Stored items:
------------

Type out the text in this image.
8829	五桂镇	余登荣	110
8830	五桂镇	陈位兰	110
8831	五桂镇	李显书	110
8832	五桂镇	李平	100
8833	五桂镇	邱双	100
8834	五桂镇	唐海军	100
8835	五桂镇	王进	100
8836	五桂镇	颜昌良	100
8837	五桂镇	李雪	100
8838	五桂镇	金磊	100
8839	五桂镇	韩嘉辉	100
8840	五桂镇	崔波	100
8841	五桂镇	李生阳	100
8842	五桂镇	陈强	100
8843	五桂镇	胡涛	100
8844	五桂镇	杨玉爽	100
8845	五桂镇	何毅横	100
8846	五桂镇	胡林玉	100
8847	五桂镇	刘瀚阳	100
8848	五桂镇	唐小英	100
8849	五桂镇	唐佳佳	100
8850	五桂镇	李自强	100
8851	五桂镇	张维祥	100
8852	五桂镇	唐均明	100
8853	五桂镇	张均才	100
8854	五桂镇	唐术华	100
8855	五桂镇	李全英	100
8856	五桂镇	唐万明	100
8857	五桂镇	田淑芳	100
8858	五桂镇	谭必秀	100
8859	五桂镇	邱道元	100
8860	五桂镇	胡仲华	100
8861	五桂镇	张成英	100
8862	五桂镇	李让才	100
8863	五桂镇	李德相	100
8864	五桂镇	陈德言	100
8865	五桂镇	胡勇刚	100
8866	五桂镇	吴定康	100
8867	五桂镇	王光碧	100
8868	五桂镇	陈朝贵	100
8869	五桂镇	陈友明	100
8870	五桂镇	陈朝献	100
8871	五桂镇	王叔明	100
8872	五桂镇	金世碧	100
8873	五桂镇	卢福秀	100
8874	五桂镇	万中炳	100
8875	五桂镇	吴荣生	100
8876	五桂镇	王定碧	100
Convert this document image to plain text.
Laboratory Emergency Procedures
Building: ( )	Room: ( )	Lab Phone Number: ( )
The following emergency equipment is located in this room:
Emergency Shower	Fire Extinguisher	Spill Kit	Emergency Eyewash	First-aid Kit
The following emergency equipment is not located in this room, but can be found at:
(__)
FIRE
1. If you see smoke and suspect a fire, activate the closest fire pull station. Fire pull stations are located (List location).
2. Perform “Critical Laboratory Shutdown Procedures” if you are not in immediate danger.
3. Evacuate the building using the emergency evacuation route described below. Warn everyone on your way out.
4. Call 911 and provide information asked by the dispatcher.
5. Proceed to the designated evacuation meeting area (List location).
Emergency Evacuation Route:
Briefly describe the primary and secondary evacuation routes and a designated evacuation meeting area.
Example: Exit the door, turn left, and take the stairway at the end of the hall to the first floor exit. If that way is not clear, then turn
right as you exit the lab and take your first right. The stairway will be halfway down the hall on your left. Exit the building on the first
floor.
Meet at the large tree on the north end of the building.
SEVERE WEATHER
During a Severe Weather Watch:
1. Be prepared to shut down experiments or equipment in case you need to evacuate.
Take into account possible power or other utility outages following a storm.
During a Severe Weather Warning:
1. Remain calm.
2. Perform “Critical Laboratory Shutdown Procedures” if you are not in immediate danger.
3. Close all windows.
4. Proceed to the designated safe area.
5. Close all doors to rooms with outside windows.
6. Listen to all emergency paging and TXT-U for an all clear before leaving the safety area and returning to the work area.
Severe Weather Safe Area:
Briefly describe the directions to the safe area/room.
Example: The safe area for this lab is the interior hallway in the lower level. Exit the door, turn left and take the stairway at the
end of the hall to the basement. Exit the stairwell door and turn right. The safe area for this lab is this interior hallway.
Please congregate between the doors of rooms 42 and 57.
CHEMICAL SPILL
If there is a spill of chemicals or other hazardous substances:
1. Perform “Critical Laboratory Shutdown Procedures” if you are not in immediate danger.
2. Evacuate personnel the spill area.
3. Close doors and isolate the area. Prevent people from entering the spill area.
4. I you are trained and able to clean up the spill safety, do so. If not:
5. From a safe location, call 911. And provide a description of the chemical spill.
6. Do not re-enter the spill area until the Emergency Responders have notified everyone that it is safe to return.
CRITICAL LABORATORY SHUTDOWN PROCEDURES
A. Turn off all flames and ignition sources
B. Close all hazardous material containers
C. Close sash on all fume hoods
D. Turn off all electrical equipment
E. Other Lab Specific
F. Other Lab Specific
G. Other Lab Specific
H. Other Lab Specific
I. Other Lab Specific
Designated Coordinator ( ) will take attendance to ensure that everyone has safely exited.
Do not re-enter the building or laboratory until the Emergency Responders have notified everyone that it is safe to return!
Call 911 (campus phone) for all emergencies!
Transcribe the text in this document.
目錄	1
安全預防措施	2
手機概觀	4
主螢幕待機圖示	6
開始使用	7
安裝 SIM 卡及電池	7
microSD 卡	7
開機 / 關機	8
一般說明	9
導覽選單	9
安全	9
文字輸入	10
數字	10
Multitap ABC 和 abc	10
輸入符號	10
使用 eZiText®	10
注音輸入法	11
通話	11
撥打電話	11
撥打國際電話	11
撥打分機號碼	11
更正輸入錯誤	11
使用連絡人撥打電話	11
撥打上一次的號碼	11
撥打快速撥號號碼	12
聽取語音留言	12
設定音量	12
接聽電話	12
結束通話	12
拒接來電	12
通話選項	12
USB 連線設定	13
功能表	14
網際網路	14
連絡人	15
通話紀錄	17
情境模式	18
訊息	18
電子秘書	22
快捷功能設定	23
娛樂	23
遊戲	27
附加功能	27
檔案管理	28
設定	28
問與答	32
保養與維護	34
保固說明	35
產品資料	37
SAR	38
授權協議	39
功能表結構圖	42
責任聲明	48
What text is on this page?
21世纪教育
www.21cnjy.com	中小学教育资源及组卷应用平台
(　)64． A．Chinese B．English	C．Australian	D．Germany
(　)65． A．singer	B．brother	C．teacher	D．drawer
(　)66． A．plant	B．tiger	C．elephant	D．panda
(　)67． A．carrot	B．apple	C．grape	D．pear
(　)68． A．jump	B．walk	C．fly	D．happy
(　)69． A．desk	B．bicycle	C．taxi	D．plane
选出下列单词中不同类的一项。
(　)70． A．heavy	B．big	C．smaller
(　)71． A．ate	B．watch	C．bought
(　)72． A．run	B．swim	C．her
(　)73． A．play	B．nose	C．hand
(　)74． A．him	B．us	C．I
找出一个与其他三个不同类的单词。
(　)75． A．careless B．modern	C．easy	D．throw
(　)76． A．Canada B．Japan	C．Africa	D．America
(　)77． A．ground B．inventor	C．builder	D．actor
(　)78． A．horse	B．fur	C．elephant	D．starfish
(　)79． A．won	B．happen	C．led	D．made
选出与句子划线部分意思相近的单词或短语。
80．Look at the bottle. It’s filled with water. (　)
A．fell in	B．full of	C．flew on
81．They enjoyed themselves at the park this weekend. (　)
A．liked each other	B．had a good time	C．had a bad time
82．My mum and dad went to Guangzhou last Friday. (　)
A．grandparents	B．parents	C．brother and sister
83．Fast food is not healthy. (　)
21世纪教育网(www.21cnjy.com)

------------

■ **TASK INSTRUCTIONS**:
Output the records verbatim, from the first line to the last.

■ **PROBLEM SOLUTION**:
Type out the text in this image.
8829	五桂镇	余登荣	110
8830	五桂镇	陈位兰	110
8831	五桂镇	李显书	110
8832	五桂镇	李平	100
8833	五桂镇	邱双	100
8834	五桂镇	唐海军	100
8835	五桂镇	王进	100
8836	五桂镇	颜昌良	100
8837	五桂镇	李雪	100
8838	五桂镇	金磊	100
8839	五桂镇	韩嘉辉	100
8840	五桂镇	崔波	100
8841	五桂镇	李生阳	100
8842	五桂镇	陈强	100
8843	五桂镇	胡涛	100
8844	五桂镇	杨玉爽	100
8845	五桂镇	何毅横	100
8846	五桂镇	胡林玉	100
8847	五桂镇	刘瀚阳	100
8848	五桂镇	唐小英	100
8849	五桂镇	唐佳佳	100
8850	五桂镇	李自强	100
8851	五桂镇	张维祥	100
8852	五桂镇	唐均明	100
8853	五桂镇	张均才	100
8854	五桂镇	唐术华	100
8855	五桂镇	李全英	100
8856	五桂镇	唐万明	100
8857	五桂镇	田淑芳	100
8858	五桂镇	谭必秀	100
8859	五桂镇	邱道元	100
8860	五桂镇	胡仲华	100
8861	五桂镇	张成英	100
8862	五桂镇	李让才	100
8863	五桂镇	李德相	100
8864	五桂镇	陈德言	100
8865	五桂镇	胡勇刚	100
8866	五桂镇	吴定康	100
8867	五桂镇	王光碧	100
8868	五桂镇	陈朝贵	100
8869	五桂镇	陈友明	100
8870	五桂镇	陈朝献	100
8871	五桂镇	王叔明	100
8872	五桂镇	金世碧	100
8873	五桂镇	卢福秀	100
8874	五桂镇	万中炳	100
8875	五桂镇	吴荣生	100
8876	五桂镇	王定碧	100
Convert this document image to plain text.
Laboratory Emergency Procedures
Building: ( )	Room: ( )	Lab Phone Number: ( )
The following emergency equipment is located in this room:
Emergency Shower	Fire Extinguisher	Spill Kit	Emergency Eyewash	First-aid Kit
The following emergency equipment is not located in this room, but can be found at:
(__)
FIRE
1. If you see smoke and suspect a fire, activate the closest fire pull station. Fire pull stations are located (List location).
2. Perform “Critical Laboratory Shutdown Procedures” if you are not in immediate danger.
3. Evacuate the building using the emergency evacuation route described below. Warn everyone on your way out.
4. Call 911 and provide information asked by the dispatcher.
5. Proceed to the designated evacuation meeting area (List location).
Emergency Evacuation Route:
Briefly describe the primary and secondary evacuation routes and a designated evacuation meeting area.
Example: Exit the door, turn left, and take the stairway at the end of the hall to the first floor exit. If that way is not clear, then turn
right as you exit the lab and take your first right. The stairway will be halfway down the hall on your left. Exit the building on the first
floor.
Meet at the large tree on the north end of the building.
SEVERE WEATHER
During a Severe Weather Watch:
1. Be prepared to shut down experiments or equipment in case you need to evacuate.
Take into account possible power or other utility outages following a storm.
During a Severe Weather Warning:
1. Remain calm.
2. Perform “Critical Laboratory Shutdown Procedures” if you are not in immediate danger.
3. Close all windows.
4. Proceed to the designated safe area.
5. Close all doors to rooms with outside windows.
6. Listen to all emergency paging and TXT-U for an all clear before leaving the safety area and returning to the work area.
Severe Weather Safe Area:
Briefly describe the directions to the safe area/room.
Example: The safe area for this lab is the interior hallway in the lower level. Exit the door, turn left and take the stairway at the
end of the hall to the basement. Exit the stairwell door and turn right. The safe area for this lab is this interior hallway.
Please congregate between the doors of rooms 42 and 57.
CHEMICAL SPILL
If there is a spill of chemicals or other hazardous substances:
1. Perform “Critical Laboratory Shutdown Procedures” if you are not in immediate danger.
2. Evacuate personnel the spill area.
3. Close doors and isolate the area. Prevent people from entering the spill area.
4. I you are trained and able to clean up the spill safety, do so. If not:
5. From a safe location, call 911. And provide a description of the chemical spill.
6. Do not re-enter the spill area until the Emergency Responders have notified everyone that it is safe to return.
CRITICAL LABORATORY SHUTDOWN PROCEDURES
A. Turn off all flames and ignition sources
B. Close all hazardous material containers
C. Close sash on all fume hoods
D. Turn off all electrical equipment
E. Other Lab Specific
F. Other Lab Specific
G. Other Lab Specific
H. Other Lab Specific
I. Other Lab Specific
Designated Coordinator ( ) will take attendance to ensure that everyone has safely exited.
Do not re-enter the building or laboratory until the Emergency Responders have notified everyone that it is safe to return!
Call 911 (campus phone) for all emergencies!
Transcribe the text in this document.
目錄	1
安全預防措施	2
手機概觀	4
主螢幕待機圖示	6
開始使用	7
安裝 SIM 卡及電池	7
microSD 卡	7
開機 / 關機	8
一般說明	9
導覽選單	9
安全	9
文字輸入	10
數字	10
Multitap ABC 和 abc	10
輸入符號	10
使用 eZiText®	10
注音輸入法	11
通話	11
撥打電話	11
撥打國際電話	11
撥打分機號碼	11
更正輸入錯誤	11
使用連絡人撥打電話	11
撥打上一次的號碼	11
撥打快速撥號號碼	12
聽取語音留言	12
設定音量	12
接聽電話	12
結束通話	12
拒接來電	12
通話選項	12
USB 連線設定	13
功能表	14
網際網路	14
連絡人	15
通話紀錄	17
情境模式	18
訊息	18
電子秘書	22
快捷功能設定	23
娛樂	23
遊戲	27
附加功能	27
檔案管理	28
設定	28
問與答	32
保養與維護	34
保固說明	35
產品資料	37
SAR	38
授權協議	39
功能表結構圖	42
責任聲明	48
What text is on this page?
21世纪教育
www.21cnjy.com	中小学教育资源及组卷应用平台
(　)64． A．Chinese B．English	C．Australian	D．Germany
(　)65． A．singer	B．brother	C．teacher	D．drawer
(　)66． A．plant	B．tiger	C．elephant	D．panda
(　)67． A．carrot	B．apple	C．grape	D．pear
(　)68． A．jump	B．walk	C．fly	D．happy
(　)69． A．desk	B．bicycle	C．taxi	D．plane
选出下列单词中不同类的一项。
(　)70． A．heavy	B．big	C．smaller
(　)71． A．ate	B．watch	C．bought
(　)72． A．run	B．swim	C．her
(　)73． A．play	B．nose	C．hand
(　)74． A．him	B．us	C．I
找出一个与其他三个不同类的单词。
(　)75． A．careless B．modern	C．easy	D．throw
(　)76． A．Canada B．Japan	C．Africa	D．America
(　)77． A．ground B．inventor	C．builder	D．actor
(　)78． A．horse	B．fur	C．elephant	D．starfish
(　)79． A．won	B．happen	C．led	D．made
选出与句子划线部分意思相近的单词或短语。
80．Look at the bottle. It’s filled with water. (　)
A．fell in	B．full of	C．flew on
81．They enjoyed themselves at the park this weekend. (　)
A．liked each other	B．had a good time	C．had a bad time
82．My mum and dad went to Guangzhou last Friday. (　)
A．grandparents	B．parents	C．brother and sister
83．Fast food is not healthy. (　)
21世纪教育网(www.21cnjy.com)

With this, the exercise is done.